(begin)

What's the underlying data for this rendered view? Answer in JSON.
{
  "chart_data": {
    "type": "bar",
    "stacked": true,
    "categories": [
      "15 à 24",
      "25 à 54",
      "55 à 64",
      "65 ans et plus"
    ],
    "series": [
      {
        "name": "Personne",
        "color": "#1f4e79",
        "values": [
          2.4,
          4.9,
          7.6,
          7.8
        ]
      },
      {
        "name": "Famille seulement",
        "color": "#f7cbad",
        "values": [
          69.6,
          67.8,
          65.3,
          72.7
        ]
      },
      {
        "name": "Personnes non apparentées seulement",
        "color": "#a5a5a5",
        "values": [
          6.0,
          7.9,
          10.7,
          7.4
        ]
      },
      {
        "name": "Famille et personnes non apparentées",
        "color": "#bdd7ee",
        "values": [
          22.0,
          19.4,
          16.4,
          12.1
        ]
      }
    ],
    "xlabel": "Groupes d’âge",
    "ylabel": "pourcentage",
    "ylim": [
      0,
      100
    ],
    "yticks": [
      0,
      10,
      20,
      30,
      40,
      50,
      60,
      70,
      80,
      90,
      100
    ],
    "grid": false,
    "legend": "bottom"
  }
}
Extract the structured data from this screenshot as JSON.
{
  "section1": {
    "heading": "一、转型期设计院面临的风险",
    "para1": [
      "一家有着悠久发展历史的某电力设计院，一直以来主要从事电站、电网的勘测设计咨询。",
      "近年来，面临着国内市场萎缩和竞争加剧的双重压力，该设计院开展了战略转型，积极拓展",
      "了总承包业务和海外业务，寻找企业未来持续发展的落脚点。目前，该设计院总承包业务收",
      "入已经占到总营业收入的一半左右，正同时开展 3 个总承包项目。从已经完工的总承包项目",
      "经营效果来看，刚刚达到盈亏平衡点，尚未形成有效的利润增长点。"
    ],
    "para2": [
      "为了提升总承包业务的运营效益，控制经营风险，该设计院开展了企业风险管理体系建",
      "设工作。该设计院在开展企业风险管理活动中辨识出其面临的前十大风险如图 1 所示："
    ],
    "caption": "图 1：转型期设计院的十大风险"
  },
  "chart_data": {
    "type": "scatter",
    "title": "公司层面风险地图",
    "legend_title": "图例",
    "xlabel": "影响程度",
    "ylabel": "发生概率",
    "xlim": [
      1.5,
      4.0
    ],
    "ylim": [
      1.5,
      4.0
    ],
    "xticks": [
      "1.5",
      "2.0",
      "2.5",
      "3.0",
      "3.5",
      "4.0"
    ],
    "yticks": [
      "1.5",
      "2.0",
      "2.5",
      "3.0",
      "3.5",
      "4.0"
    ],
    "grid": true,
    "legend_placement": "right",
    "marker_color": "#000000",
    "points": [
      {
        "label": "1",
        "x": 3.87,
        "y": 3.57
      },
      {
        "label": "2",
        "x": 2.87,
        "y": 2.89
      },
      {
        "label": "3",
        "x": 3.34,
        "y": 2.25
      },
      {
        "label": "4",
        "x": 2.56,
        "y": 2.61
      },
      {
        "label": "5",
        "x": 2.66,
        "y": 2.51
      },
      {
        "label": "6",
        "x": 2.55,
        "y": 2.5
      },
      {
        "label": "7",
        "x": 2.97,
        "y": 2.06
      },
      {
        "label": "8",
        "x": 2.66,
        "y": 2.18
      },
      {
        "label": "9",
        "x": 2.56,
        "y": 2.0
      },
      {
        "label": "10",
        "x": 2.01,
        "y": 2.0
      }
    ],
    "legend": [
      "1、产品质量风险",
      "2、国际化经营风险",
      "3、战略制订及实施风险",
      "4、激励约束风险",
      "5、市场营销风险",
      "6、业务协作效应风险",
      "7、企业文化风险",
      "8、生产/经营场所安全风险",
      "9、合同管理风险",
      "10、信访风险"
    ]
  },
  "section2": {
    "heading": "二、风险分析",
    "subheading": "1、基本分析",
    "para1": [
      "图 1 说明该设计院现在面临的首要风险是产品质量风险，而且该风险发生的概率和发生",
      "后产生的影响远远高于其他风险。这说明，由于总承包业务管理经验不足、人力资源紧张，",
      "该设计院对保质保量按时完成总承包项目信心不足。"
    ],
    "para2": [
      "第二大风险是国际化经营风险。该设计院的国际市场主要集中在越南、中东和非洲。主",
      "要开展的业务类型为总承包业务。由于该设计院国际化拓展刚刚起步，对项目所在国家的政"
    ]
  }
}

(end)

Challenge »
Scan the material for lines with the word "JSON", and copy each line you find.

Result »
What's the underlying data for this rendered view? Answer in JSON.
Extract the structured data from this screenshot as JSON.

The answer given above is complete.